- Challenge -
Count every line below in which "clusters" occurs, then give only the count.

---- Listed entries

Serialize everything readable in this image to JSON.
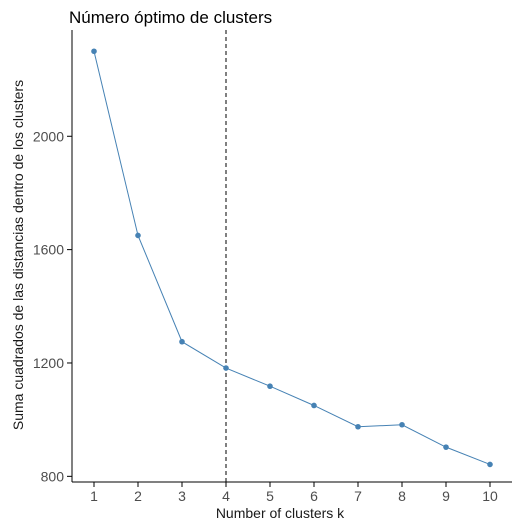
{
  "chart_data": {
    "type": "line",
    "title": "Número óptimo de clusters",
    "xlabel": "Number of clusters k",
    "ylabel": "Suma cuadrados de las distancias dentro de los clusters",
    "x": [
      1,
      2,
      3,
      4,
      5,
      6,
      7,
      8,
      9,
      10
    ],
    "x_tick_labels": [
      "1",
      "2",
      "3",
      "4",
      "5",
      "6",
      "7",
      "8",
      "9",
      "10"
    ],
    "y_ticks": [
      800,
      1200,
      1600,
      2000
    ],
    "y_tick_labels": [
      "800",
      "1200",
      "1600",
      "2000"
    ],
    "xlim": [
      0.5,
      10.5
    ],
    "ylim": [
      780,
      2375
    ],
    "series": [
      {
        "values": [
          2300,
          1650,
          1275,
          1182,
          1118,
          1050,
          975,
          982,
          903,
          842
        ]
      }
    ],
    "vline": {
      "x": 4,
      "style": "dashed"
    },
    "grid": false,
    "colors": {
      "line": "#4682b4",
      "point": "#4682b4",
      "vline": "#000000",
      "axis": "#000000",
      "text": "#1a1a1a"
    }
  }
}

--------
---- Listed entries

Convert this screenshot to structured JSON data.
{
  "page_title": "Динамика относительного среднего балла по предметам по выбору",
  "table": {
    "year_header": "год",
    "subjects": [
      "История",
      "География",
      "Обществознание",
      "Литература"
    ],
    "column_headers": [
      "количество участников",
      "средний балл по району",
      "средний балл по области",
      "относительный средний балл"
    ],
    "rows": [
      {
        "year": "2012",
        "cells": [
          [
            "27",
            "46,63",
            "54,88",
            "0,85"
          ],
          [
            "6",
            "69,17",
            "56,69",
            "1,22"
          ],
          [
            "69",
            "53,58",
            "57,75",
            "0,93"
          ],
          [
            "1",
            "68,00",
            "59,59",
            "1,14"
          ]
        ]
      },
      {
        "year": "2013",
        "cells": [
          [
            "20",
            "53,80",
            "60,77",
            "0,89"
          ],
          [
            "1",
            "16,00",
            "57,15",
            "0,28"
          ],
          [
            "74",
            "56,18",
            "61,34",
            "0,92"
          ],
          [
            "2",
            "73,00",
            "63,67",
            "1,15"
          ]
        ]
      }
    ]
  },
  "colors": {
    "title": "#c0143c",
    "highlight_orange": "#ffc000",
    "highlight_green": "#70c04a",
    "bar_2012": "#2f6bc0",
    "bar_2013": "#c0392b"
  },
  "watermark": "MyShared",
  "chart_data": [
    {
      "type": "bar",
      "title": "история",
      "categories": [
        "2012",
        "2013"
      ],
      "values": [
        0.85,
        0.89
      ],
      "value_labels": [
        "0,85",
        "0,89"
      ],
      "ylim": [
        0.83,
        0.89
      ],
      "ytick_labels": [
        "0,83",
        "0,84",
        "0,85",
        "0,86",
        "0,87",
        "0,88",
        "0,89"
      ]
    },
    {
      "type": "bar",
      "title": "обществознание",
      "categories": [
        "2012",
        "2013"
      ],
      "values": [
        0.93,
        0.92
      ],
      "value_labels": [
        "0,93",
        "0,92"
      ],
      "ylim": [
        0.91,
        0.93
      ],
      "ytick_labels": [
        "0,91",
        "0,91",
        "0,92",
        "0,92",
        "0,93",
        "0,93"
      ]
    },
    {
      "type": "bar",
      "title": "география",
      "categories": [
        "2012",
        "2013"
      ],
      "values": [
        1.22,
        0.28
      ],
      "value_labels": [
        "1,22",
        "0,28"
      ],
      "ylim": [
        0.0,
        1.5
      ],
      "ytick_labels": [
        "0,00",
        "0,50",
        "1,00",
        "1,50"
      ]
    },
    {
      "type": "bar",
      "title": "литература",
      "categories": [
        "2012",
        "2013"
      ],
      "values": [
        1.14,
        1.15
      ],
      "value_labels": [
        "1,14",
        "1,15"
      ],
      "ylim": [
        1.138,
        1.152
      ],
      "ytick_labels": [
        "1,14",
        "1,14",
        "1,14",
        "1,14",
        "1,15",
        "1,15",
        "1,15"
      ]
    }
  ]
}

--------

- Task solution -
3